What is being asked:
Please copy only these lines from the records below, word for word, from the line with "- data-point-category-3: [620, 291, 632, 303]" up to and including the line with "- data-point-category-2: [915, 445, 927, 457]".

* Start Entries shown *

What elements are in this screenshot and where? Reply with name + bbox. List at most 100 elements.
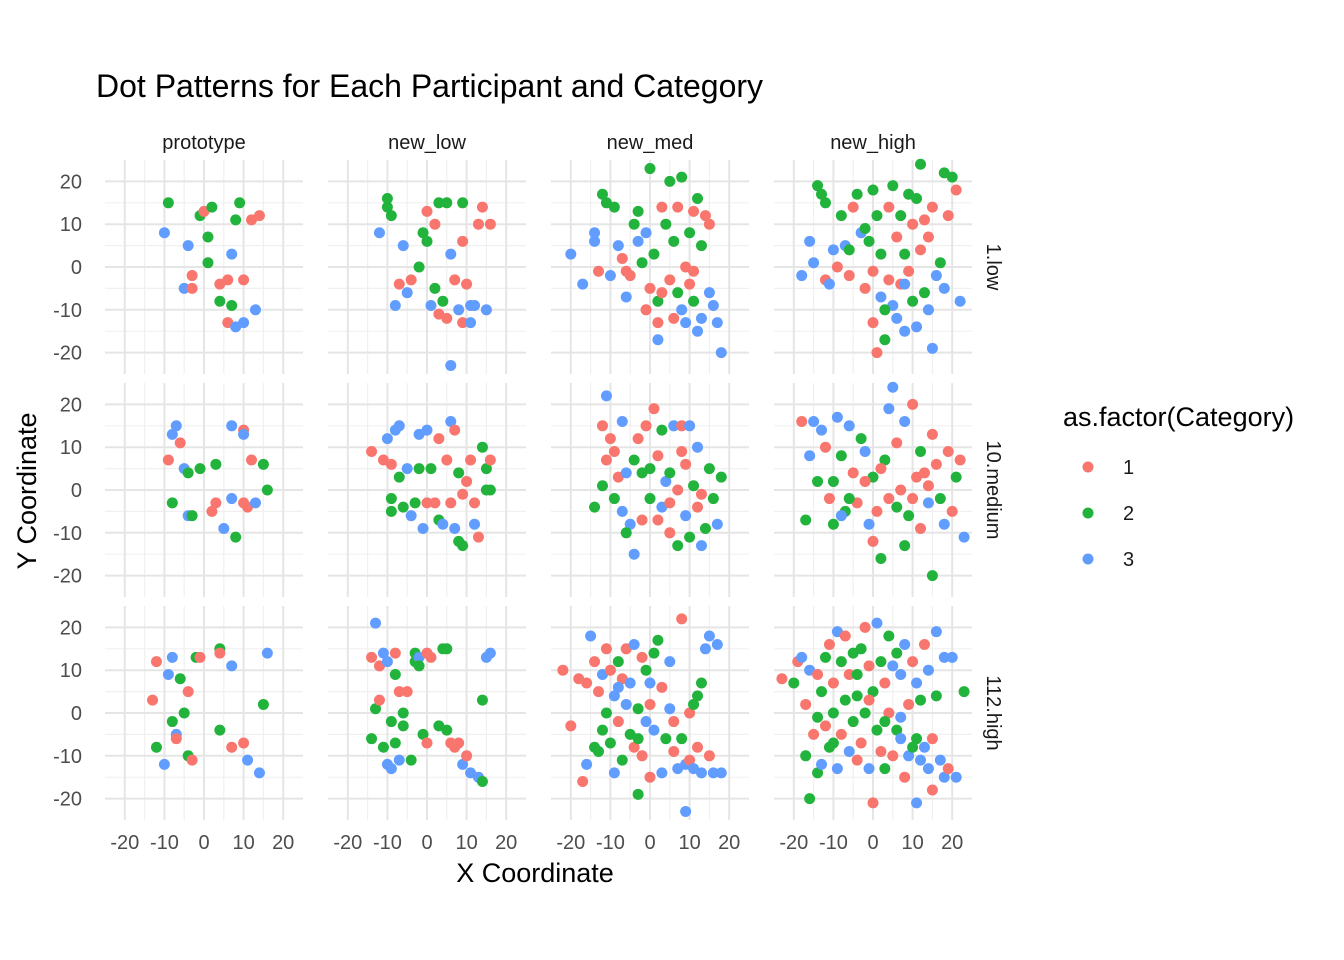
- data-point-category-3: [620, 291, 632, 303]
- data-point-category-3: [859, 445, 871, 457]
- data-point-category-2: [699, 523, 711, 535]
- data-point-category-1: [445, 497, 457, 509]
- panel-10.medium-prototype: [105, 383, 303, 597]
- data-point-category-2: [385, 716, 397, 728]
- data-point-category-2: [891, 501, 903, 513]
- data-point-category-1: [668, 312, 680, 324]
- y-tick-label: 0: [71, 480, 82, 502]
- data-point-category-3: [946, 651, 958, 663]
- data-point-category-1: [831, 261, 843, 273]
- data-point-category-2: [915, 445, 927, 457]
- data-point-category-2: [421, 235, 433, 247]
- data-point-category-3: [600, 390, 612, 402]
- panel-112.high-new_low: [328, 606, 526, 820]
- legend-key-3: [1082, 553, 1094, 565]
- data-point-category-1: [684, 754, 696, 766]
- data-point-category-1: [883, 707, 895, 719]
- data-point-category-2: [851, 188, 863, 200]
- data-point-category-2: [441, 197, 453, 209]
- data-point-category-3: [238, 428, 250, 440]
- data-point-category-2: [206, 201, 218, 213]
- data-point-category-3: [816, 424, 828, 436]
- data-point-category-1: [461, 750, 473, 762]
- data-point-category-2: [816, 686, 828, 698]
- data-point-category-1: [652, 514, 664, 526]
- data-point-category-2: [692, 193, 704, 205]
- data-point-category-1: [907, 493, 919, 505]
- data-point-category-2: [593, 746, 605, 758]
- data-point-category-1: [206, 505, 218, 517]
- data-point-category-2: [230, 531, 242, 543]
- data-point-category-3: [816, 758, 828, 770]
- data-point-category-2: [417, 227, 429, 239]
- data-point-category-3: [954, 295, 966, 307]
- y-tick-label: -10: [53, 523, 82, 545]
- data-point-category-1: [253, 210, 265, 222]
- data-point-category-3: [226, 660, 238, 672]
- data-point-category-1: [883, 493, 895, 505]
- data-point-category-1: [907, 218, 919, 230]
- data-point-category-1: [859, 475, 871, 487]
- data-point-category-3: [843, 746, 855, 758]
- data-point-category-2: [409, 497, 421, 509]
- data-point-category-2: [389, 737, 401, 749]
- data-point-category-2: [879, 304, 891, 316]
- data-point-category-3: [370, 617, 382, 629]
- data-point-category-2: [385, 493, 397, 505]
- data-point-category-2: [684, 531, 696, 543]
- data-point-category-2: [632, 733, 644, 745]
- data-point-category-1: [393, 278, 405, 290]
- data-point-category-1: [453, 737, 465, 749]
- data-point-category-2: [644, 463, 656, 475]
- data-point-category-3: [827, 244, 839, 256]
- data-point-category-1: [457, 235, 469, 247]
- y-tick-label: 20: [60, 617, 82, 639]
- data-point-category-1: [918, 467, 930, 479]
- data-point-category-3: [469, 518, 481, 530]
- data-point-category-2: [875, 656, 887, 668]
- data-point-category-1: [776, 673, 788, 685]
- data-point-category-2: [476, 694, 488, 706]
- data-point-category-1: [899, 771, 911, 783]
- data-point-category-1: [922, 480, 934, 492]
- data-point-category-3: [373, 227, 385, 239]
- data-point-category-1: [664, 497, 676, 509]
- data-point-category-3: [835, 510, 847, 522]
- data-point-category-1: [942, 210, 954, 222]
- y-tick-label: -10: [53, 300, 82, 322]
- data-point-category-1: [648, 403, 660, 415]
- data-point-category-2: [847, 716, 859, 728]
- x-tick-label: 10: [678, 832, 700, 854]
- data-point-category-2: [600, 707, 612, 719]
- data-point-category-2: [859, 707, 871, 719]
- data-point-category-1: [699, 210, 711, 222]
- data-point-category-2: [389, 668, 401, 680]
- data-point-category-2: [899, 248, 911, 260]
- data-point-category-1: [429, 218, 441, 230]
- data-point-category-2: [907, 741, 919, 753]
- data-point-category-2: [819, 651, 831, 663]
- data-point-category-2: [958, 686, 970, 698]
- data-point-category-1: [557, 664, 569, 676]
- panel-10.medium-new_med: [551, 383, 749, 597]
- legend-key-1: [1082, 461, 1094, 473]
- y-tick-label: 0: [71, 703, 82, 725]
- data-point-category-3: [711, 518, 723, 530]
- legend-title: as.factor(Category): [1063, 402, 1294, 432]
- x-tick-label: 0: [867, 832, 878, 854]
- data-point-category-2: [433, 197, 445, 209]
- y-tick-label: -20: [53, 566, 82, 588]
- data-point-category-3: [692, 325, 704, 337]
- x-axis-title: X Coordinate: [456, 858, 614, 888]
- data-point-category-3: [226, 493, 238, 505]
- x-tick-label: 0: [644, 832, 655, 854]
- data-point-category-3: [926, 342, 938, 354]
- data-point-category-2: [911, 733, 923, 745]
- data-point-category-1: [593, 265, 605, 277]
- data-point-category-2: [214, 295, 226, 307]
- data-point-category-1: [847, 201, 859, 213]
- data-point-category-3: [899, 325, 911, 337]
- data-point-category-2: [441, 724, 453, 736]
- y-tick-label: -10: [53, 746, 82, 768]
- y-tick-label: -20: [53, 343, 82, 365]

* End Entries shown *

The completed task:
- data-point-category-3: [620, 291, 632, 303]
- data-point-category-3: [859, 445, 871, 457]
- data-point-category-2: [699, 523, 711, 535]
- data-point-category-1: [445, 497, 457, 509]
- panel-10.medium-prototype: [105, 383, 303, 597]
- data-point-category-2: [385, 716, 397, 728]
- data-point-category-2: [891, 501, 903, 513]
- data-point-category-1: [668, 312, 680, 324]
- y-tick-label: 0: [71, 480, 82, 502]
- data-point-category-3: [946, 651, 958, 663]
- data-point-category-1: [831, 261, 843, 273]
- data-point-category-2: [915, 445, 927, 457]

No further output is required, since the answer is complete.